### What you should do
Locate the word "contre" in the material, then show every line that holds it.

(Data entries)
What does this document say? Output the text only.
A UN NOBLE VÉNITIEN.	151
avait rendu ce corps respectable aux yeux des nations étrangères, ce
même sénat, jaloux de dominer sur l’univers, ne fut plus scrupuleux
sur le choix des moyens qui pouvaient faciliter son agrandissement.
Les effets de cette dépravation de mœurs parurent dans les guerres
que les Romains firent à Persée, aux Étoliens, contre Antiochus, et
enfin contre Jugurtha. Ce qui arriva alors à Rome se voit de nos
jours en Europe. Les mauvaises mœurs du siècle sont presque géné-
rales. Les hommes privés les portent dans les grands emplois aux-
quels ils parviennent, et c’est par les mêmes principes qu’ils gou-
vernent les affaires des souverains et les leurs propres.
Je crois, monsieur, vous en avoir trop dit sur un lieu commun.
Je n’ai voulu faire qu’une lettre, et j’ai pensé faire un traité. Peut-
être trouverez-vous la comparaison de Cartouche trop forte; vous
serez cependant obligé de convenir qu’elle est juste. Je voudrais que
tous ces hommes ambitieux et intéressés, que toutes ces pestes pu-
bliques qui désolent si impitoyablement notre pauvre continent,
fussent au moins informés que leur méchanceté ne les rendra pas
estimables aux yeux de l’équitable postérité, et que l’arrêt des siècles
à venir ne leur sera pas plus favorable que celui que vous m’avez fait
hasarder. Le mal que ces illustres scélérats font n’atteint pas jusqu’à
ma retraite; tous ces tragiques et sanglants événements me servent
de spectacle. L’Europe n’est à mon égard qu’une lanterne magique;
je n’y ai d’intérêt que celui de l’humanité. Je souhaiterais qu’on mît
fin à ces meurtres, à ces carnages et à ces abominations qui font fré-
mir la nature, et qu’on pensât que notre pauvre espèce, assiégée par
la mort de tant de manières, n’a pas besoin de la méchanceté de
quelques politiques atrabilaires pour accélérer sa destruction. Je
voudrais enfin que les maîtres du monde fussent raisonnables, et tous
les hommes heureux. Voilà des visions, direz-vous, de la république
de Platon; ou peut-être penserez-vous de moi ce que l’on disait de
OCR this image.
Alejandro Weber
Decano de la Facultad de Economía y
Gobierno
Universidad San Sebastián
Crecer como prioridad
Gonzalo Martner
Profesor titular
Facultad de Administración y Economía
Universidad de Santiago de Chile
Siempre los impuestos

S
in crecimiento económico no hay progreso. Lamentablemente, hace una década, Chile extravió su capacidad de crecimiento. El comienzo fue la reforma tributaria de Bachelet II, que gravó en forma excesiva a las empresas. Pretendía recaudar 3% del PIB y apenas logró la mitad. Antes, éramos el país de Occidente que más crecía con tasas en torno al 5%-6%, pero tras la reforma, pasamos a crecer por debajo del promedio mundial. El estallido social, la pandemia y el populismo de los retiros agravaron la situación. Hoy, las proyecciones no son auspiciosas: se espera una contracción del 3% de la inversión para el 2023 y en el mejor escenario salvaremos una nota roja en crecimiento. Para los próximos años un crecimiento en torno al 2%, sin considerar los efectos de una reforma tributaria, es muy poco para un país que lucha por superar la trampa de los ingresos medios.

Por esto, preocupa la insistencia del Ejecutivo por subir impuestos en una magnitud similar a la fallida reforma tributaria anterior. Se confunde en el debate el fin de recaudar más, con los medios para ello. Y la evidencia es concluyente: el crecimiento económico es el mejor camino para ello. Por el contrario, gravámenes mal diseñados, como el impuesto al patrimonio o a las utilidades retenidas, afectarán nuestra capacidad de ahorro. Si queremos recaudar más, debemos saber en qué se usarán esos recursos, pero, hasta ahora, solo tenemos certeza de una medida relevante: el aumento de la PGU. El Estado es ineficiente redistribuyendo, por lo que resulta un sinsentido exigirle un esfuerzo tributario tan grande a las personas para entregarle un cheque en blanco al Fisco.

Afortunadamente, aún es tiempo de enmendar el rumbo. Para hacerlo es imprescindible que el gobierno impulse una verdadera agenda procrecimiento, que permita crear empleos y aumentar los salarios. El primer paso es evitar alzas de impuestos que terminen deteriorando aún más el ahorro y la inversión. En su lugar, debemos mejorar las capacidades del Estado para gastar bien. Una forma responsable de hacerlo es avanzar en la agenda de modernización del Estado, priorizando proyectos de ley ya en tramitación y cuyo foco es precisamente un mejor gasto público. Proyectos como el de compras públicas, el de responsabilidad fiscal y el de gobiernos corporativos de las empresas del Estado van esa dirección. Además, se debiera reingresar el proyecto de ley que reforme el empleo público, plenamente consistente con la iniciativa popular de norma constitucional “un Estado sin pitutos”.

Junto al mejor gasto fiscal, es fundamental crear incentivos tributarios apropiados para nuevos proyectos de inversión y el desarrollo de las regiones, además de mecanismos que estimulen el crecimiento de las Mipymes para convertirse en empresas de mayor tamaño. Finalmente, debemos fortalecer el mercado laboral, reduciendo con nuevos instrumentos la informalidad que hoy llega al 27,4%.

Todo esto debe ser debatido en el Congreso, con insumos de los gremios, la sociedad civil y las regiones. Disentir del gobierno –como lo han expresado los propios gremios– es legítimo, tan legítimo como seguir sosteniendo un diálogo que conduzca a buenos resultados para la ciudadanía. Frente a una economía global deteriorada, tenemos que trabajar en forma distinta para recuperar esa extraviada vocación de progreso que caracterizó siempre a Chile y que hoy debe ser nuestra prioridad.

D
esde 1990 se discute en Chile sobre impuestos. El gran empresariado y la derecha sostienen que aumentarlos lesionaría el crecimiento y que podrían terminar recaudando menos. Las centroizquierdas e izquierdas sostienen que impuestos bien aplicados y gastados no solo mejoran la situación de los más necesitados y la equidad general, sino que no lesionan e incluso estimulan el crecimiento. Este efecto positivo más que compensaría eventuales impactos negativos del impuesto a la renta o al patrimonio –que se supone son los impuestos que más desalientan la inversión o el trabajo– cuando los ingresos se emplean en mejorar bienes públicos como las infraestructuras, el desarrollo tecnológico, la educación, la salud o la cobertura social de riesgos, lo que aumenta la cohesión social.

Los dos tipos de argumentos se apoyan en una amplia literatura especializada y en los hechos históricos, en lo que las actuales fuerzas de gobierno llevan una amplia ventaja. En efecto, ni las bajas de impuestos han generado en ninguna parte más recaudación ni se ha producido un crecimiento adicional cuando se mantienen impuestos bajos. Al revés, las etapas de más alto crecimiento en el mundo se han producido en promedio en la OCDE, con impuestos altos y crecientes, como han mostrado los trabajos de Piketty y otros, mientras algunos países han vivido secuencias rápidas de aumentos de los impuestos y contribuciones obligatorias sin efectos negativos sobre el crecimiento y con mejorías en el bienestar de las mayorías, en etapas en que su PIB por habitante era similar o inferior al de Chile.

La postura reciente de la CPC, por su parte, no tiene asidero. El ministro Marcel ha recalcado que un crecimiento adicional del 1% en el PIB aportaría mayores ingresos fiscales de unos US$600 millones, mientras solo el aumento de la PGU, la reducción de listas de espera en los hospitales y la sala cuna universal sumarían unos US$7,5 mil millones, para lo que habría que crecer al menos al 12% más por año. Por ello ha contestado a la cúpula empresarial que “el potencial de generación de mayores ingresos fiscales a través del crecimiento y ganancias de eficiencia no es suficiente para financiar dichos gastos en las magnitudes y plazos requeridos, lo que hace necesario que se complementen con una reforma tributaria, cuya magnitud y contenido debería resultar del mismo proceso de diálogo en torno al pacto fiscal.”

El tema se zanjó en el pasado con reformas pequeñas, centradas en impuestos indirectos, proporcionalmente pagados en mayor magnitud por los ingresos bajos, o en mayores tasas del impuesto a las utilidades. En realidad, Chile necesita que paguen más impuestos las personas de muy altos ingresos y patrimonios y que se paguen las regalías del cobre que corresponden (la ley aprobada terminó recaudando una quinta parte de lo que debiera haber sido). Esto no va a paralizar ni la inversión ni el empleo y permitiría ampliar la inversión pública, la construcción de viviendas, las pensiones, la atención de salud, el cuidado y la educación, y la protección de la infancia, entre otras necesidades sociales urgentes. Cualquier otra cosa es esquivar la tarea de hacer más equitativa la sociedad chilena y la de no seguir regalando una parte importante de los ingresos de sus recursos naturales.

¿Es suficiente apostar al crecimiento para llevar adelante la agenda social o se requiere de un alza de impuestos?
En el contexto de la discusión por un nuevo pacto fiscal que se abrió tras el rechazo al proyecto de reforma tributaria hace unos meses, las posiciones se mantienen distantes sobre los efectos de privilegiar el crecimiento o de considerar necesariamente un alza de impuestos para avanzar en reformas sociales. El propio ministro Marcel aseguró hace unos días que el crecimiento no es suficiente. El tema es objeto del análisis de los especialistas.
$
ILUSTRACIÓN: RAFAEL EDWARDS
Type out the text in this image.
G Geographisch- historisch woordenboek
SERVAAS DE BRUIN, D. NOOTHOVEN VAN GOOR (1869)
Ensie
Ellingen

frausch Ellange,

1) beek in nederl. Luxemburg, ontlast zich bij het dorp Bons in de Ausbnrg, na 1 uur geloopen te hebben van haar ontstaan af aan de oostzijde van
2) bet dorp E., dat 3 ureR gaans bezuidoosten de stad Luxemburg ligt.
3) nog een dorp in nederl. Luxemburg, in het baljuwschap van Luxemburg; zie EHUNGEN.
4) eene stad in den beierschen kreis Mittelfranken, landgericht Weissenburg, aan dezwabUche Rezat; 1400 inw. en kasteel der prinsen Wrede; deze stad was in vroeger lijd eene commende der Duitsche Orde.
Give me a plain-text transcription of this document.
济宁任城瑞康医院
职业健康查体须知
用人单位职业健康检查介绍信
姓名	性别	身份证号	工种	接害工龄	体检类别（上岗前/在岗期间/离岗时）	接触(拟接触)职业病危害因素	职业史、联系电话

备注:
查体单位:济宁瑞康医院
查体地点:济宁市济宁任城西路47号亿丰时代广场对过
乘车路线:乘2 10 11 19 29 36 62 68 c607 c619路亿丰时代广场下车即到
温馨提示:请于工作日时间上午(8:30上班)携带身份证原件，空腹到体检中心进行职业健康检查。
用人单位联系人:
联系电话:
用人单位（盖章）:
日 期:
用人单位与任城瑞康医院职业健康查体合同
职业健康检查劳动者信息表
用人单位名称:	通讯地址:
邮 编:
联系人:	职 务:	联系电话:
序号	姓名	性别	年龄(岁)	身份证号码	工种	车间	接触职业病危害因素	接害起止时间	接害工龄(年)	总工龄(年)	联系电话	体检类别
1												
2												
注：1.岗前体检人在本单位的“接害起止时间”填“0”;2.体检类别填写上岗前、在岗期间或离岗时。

### Finished answer
que les Romains firent à Persée, aux Étoliens, contre Antiochus, et
enfin contre Jugurtha. Ce qui arriva alors à Rome se voit de nos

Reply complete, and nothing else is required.